Show all lines holding the string "content".

____

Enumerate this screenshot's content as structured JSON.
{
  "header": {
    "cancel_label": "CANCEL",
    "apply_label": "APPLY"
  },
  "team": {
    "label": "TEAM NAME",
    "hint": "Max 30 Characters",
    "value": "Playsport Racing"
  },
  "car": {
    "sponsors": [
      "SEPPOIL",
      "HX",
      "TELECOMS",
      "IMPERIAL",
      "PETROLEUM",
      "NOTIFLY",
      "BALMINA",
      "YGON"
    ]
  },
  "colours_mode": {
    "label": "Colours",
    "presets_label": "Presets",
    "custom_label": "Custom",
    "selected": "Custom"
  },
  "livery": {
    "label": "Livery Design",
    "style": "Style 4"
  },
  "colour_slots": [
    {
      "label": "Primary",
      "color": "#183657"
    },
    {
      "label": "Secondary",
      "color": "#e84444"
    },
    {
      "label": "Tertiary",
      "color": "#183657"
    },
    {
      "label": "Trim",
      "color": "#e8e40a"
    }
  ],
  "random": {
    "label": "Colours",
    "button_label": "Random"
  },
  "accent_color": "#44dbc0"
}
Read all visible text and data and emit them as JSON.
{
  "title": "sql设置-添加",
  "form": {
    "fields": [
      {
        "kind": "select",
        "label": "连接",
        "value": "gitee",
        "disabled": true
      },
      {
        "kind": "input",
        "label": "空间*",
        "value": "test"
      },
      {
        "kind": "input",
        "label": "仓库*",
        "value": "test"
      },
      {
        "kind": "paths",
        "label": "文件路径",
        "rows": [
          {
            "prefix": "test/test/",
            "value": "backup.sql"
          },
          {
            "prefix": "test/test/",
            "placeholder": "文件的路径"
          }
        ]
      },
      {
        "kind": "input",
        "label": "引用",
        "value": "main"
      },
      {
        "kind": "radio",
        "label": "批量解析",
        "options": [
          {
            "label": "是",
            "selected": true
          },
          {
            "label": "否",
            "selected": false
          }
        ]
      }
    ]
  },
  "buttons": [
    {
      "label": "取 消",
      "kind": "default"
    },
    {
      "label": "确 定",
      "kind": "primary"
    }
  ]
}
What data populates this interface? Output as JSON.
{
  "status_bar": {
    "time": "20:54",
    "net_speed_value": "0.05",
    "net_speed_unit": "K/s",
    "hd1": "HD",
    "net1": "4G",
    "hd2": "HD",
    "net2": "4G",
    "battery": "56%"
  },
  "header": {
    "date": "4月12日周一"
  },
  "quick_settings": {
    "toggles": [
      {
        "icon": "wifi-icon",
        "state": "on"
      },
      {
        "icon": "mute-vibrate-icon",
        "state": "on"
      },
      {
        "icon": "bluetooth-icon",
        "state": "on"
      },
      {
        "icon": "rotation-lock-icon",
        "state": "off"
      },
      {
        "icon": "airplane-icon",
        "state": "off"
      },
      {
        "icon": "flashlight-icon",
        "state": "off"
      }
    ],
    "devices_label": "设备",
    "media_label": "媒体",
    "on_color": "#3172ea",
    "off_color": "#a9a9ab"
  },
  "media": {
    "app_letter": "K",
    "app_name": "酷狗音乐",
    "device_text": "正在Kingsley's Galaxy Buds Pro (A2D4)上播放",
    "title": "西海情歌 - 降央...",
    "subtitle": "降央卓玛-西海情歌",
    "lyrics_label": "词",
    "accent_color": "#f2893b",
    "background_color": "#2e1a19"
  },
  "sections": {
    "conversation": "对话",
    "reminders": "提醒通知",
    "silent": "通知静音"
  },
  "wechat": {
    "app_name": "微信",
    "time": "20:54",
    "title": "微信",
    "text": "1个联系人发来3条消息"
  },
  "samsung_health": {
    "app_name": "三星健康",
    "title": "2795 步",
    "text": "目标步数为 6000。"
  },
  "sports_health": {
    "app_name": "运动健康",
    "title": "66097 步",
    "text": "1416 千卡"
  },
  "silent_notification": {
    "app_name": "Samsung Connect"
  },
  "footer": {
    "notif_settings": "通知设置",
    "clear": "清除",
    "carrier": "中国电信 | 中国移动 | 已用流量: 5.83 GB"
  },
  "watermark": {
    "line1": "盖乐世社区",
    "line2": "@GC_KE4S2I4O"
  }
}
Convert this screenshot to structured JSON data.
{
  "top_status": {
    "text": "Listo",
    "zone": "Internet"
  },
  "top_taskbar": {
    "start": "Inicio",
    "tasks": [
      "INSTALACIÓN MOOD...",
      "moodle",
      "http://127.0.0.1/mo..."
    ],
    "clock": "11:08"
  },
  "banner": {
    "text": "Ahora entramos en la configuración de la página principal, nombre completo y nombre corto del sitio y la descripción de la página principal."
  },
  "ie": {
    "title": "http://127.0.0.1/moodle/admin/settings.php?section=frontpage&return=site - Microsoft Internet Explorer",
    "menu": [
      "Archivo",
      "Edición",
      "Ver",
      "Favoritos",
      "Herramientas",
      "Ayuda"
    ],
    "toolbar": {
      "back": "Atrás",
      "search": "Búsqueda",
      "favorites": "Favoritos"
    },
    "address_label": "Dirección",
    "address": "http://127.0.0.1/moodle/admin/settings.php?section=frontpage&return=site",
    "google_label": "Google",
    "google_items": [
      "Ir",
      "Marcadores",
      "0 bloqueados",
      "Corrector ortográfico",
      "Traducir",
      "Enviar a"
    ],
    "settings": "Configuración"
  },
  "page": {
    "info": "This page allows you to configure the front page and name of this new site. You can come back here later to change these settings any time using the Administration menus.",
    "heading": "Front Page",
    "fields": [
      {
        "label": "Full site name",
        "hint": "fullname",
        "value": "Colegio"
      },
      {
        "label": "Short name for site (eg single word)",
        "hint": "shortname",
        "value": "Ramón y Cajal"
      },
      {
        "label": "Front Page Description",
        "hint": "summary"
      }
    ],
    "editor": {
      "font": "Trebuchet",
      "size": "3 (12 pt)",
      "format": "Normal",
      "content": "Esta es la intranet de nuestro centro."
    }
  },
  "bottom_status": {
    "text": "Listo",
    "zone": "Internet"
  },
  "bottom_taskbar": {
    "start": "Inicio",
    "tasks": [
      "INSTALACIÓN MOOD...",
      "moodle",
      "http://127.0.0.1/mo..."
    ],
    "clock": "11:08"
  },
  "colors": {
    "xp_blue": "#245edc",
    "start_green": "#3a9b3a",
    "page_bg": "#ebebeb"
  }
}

____

Full solution ->
Enumerate this screenshot's content as structured JSON.
      "content": "Esta es la intranet de nuestro centro."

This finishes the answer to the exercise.